Working data>
┄┄┄┄┄┄┄┄┄┄┄┄┄┄┄┄┄┄┄┄
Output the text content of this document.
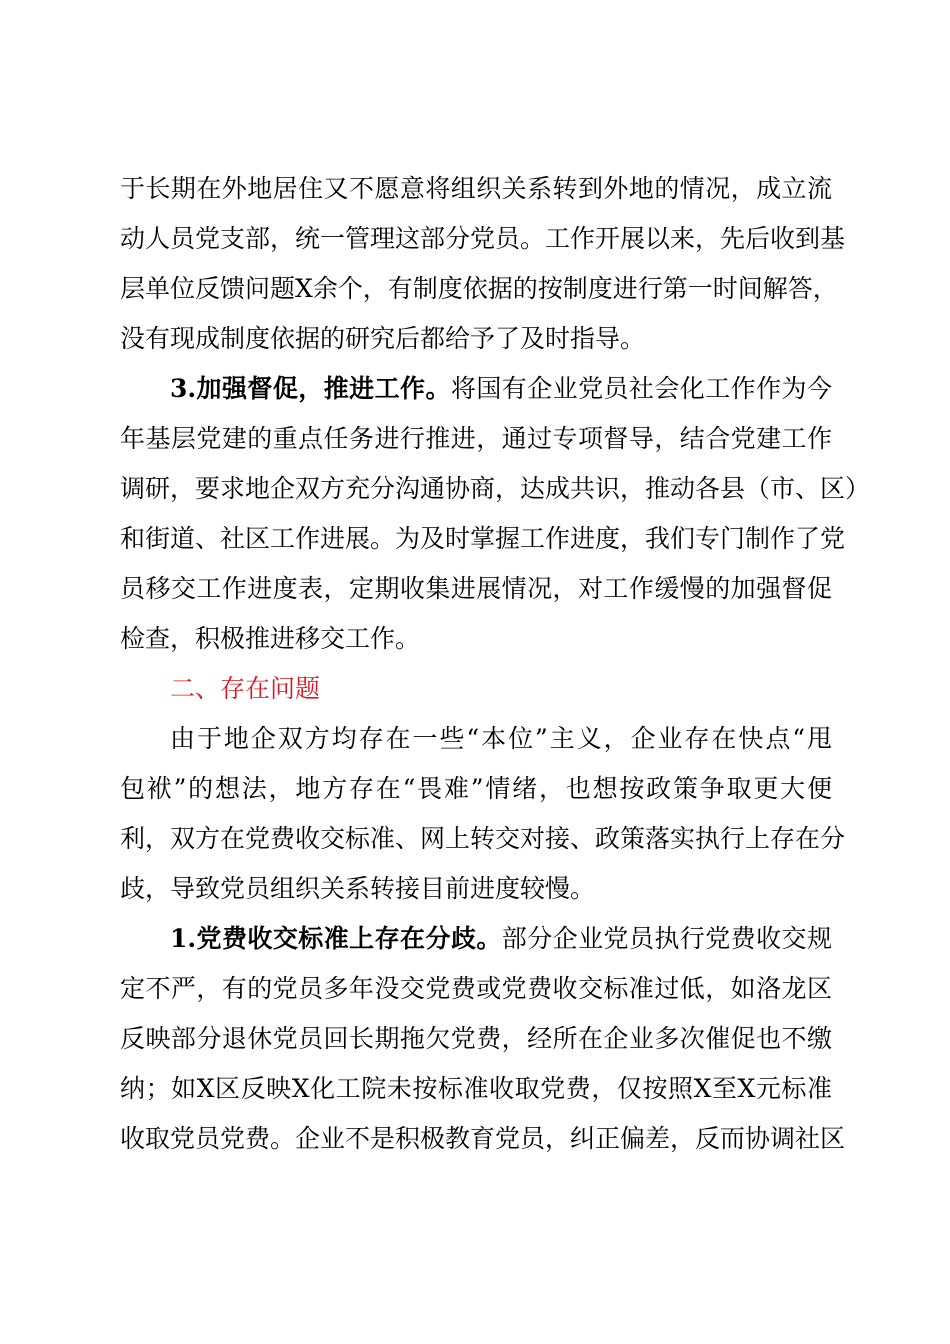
于长期在外地居住又不愿意将组织关系转到外地的情况，成立流
动人员党支部，统一管理这部分党员。工作开展以来，先后收到基
层单位反馈问题X余个，有制度依据的按制度进行第一时间解答，
没有现成制度依据的研究后都给予了及时指导。
3.加强督促，推进工作。将国有企业党员社会化工作作为今
年基层党建的重点任务进行推进，通过专项督导，结合党建工作
调研，要求地企双方充分沟通协商，达成共识，推动各县（市、区）
和街道、社区工作进展。为及时掌握工作进度，我们专门制作了党
员移交工作进度表，定期收集进展情况，对工作缓慢的加强督促
检查，积极推进移交工作。
二、存在问题
由于地企双方均存在一些“本位”主义，企业存在快点“甩
包袱”的想法，地方存在“畏难”情绪，也想按政策争取更大便
利，双方在党费收交标准、网上转交对接、政策落实执行上存在分
歧，导致党员组织关系转接目前进度较慢。
1.党费收交标准上存在分歧。部分企业党员执行党费收交规
定不严，有的党员多年没交党费或党费收交标准过低，如洛龙区
反映部分退休党员回长期拖欠党费，经所在企业多次催促也不缴
纳；如X区反映X化工院未按标准收取党费，仅按照X至X元标准
收取党员党费。企业不是积极教育党员，纠正偏差，反而协调社区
┄┄┄┄┄┄┄┄┄┄┄┄┄┄┄┄┄┄┄┄
Exercise aim>
Using the data above, print every line exactly, omitting pictures.

Complete output>
Output the text content of this document.
于长期在外地居住又不愿意将组织关系转到外地的情况，成立流
动人员党支部，统一管理这部分党员。工作开展以来，先后收到基
层单位反馈问题X余个，有制度依据的按制度进行第一时间解答，
没有现成制度依据的研究后都给予了及时指导。
3.加强督促，推进工作。将国有企业党员社会化工作作为今
年基层党建的重点任务进行推进，通过专项督导，结合党建工作
调研，要求地企双方充分沟通协商，达成共识，推动各县（市、区）
和街道、社区工作进展。为及时掌握工作进度，我们专门制作了党
员移交工作进度表，定期收集进展情况，对工作缓慢的加强督促
检查，积极推进移交工作。
二、存在问题
由于地企双方均存在一些“本位”主义，企业存在快点“甩
包袱”的想法，地方存在“畏难”情绪，也想按政策争取更大便
利，双方在党费收交标准、网上转交对接、政策落实执行上存在分
歧，导致党员组织关系转接目前进度较慢。
1.党费收交标准上存在分歧。部分企业党员执行党费收交规
定不严，有的党员多年没交党费或党费收交标准过低，如洛龙区
反映部分退休党员回长期拖欠党费，经所在企业多次催促也不缴
纳；如X区反映X化工院未按标准收取党费，仅按照X至X元标准
收取党员党费。企业不是积极教育党员，纠正偏差，反而协调社区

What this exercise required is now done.